• **TASK BRIEF**: Find every line in the records below that contains the word "условных", and copy each such line.

• **EXTRACTED MATERIAL**:
┄┄┄┄┄┄┄┄┄┄┄┄┄┄┄┄┄┄┄┄

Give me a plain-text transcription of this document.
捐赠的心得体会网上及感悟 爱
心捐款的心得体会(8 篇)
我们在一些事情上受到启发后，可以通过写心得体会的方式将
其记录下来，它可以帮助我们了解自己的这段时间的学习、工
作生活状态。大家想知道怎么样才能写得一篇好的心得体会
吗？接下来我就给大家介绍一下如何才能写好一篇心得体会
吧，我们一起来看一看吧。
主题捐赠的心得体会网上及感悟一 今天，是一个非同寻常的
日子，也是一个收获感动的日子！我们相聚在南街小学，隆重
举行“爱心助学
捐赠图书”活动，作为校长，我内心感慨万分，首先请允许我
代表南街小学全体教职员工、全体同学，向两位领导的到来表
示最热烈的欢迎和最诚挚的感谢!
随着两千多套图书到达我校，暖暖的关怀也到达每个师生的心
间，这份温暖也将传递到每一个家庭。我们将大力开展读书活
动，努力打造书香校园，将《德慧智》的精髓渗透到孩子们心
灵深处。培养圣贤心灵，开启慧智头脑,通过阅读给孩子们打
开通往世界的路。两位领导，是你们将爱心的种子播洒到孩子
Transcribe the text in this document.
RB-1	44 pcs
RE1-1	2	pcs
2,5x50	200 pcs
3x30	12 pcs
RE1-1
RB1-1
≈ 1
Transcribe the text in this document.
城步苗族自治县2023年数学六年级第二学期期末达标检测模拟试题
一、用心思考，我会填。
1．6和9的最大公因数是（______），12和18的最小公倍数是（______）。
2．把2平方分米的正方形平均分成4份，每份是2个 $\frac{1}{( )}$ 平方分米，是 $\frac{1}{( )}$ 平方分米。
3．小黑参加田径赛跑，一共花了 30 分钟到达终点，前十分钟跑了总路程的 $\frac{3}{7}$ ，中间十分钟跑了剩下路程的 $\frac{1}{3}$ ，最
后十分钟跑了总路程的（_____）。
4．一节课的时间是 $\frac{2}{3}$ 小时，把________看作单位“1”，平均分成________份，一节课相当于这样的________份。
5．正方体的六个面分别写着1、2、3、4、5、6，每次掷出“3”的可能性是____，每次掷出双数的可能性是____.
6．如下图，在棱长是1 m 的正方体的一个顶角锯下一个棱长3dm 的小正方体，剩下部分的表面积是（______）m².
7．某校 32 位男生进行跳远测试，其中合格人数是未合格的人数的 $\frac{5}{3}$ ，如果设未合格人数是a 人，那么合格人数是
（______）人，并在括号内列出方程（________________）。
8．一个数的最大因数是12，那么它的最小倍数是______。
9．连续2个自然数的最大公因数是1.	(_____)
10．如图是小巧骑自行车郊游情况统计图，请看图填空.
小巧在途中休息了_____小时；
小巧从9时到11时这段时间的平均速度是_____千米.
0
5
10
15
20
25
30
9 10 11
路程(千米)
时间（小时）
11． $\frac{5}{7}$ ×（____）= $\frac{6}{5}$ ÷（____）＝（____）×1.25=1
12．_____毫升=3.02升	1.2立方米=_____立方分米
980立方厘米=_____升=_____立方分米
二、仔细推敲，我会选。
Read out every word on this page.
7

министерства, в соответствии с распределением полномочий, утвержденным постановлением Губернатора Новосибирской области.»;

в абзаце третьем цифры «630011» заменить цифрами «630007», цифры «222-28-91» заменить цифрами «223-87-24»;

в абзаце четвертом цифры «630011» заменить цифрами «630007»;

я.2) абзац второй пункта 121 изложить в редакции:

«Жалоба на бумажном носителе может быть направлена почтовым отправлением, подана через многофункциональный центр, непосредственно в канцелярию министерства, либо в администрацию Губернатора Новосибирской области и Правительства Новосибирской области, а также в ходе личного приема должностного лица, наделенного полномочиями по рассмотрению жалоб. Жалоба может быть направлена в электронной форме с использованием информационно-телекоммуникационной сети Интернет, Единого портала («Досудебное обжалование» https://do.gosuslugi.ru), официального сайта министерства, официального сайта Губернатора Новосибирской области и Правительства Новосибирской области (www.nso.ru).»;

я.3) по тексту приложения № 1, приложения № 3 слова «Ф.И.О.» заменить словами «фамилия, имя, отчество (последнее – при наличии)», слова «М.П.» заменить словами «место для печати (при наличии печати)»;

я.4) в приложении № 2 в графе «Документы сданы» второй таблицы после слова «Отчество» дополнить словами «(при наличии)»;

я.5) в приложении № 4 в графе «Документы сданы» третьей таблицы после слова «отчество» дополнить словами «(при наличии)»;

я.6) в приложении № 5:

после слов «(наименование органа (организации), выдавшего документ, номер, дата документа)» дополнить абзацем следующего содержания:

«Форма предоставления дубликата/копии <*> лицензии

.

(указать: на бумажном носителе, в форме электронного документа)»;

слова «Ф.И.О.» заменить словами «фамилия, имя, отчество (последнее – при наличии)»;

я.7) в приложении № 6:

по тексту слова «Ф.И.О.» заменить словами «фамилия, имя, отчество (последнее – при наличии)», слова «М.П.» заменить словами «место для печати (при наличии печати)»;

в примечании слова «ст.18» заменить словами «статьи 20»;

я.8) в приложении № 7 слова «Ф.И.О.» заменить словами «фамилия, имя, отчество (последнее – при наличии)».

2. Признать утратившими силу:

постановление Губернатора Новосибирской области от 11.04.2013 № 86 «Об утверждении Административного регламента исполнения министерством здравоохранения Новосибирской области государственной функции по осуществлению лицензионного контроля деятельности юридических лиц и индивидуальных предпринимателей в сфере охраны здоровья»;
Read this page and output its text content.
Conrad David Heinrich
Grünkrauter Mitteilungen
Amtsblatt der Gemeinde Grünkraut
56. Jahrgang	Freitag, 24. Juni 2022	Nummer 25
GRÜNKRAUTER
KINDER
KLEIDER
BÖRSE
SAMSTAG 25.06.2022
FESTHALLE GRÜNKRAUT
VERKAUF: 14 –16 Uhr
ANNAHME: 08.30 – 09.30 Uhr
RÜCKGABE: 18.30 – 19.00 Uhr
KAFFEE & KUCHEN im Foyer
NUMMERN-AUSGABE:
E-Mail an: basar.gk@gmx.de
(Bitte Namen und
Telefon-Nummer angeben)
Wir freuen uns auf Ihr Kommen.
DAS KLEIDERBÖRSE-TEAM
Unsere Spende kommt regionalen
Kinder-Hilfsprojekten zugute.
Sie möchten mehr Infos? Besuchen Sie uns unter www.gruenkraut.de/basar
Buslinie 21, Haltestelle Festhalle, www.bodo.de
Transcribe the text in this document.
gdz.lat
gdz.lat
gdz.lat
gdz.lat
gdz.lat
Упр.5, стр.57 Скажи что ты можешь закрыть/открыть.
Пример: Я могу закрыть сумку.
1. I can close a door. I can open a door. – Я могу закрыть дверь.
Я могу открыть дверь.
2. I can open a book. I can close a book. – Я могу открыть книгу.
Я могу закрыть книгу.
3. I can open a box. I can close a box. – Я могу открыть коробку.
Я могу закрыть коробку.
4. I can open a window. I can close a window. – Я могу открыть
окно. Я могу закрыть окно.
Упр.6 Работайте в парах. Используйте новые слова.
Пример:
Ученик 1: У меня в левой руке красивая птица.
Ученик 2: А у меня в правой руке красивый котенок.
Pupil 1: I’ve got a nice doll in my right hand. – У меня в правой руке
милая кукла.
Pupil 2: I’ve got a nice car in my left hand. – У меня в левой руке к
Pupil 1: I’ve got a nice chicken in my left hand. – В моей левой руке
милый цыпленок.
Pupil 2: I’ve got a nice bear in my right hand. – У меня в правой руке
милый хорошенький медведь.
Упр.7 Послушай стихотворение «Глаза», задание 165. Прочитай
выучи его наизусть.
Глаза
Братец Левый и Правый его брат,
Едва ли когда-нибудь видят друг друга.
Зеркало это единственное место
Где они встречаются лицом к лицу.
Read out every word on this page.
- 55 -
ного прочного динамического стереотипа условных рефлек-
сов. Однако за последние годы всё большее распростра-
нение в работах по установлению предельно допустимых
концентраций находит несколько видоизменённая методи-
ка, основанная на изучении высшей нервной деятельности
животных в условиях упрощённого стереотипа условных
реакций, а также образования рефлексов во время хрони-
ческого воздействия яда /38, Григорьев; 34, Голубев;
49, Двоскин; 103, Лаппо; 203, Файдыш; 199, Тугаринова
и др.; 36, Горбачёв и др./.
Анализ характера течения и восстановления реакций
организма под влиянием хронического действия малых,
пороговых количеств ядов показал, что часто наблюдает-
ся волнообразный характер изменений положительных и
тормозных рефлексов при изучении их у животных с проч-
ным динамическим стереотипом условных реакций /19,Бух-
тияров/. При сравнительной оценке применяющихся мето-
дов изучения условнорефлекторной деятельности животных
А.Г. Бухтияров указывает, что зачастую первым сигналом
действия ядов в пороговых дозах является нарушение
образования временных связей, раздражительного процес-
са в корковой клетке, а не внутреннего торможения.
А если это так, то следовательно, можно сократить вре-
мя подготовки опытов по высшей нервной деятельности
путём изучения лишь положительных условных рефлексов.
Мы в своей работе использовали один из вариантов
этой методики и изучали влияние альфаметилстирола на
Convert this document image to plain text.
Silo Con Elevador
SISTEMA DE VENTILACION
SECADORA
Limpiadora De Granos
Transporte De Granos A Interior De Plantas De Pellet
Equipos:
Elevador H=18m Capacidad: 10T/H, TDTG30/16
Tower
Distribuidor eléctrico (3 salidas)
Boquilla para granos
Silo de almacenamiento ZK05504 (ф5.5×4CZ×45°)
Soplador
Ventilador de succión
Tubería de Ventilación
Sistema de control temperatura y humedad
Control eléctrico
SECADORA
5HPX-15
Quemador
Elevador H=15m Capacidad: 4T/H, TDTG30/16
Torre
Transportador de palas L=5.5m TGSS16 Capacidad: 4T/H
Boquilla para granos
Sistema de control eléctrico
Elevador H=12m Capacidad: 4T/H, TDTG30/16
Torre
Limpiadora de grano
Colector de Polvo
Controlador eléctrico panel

┄┄┄┄┄┄┄┄┄┄┄┄┄┄┄┄┄┄┄┄

• **RESPONSE**:
ного прочного динамического стереотипа условных рефлек-
животных в условиях упрощённого стереотипа условных
ным динамическим стереотипом условных реакций /19,Бух-
путём изучения лишь положительных условных рефлексов.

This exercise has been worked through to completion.